[Begin]

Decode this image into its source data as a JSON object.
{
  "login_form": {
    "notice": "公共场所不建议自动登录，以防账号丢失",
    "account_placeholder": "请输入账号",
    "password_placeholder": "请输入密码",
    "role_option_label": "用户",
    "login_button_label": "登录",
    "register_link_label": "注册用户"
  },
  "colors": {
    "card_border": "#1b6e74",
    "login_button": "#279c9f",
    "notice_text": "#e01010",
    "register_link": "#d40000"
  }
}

[End]

Given task => From the data above, extract every line in its exact form.

Solution for this exercise =>
Decode this image into its source data as a JSON object.
{
  "login_form": {
    "notice": "公共场所不建议自动登录，以防账号丢失",
    "account_placeholder": "请输入账号",
    "password_placeholder": "请输入密码",
    "role_option_label": "用户",
    "login_button_label": "登录",
    "register_link_label": "注册用户"
  },
  "colors": {
    "card_border": "#1b6e74",
    "login_button": "#279c9f",
    "notice_text": "#e01010",
    "register_link": "#d40000"
  }
}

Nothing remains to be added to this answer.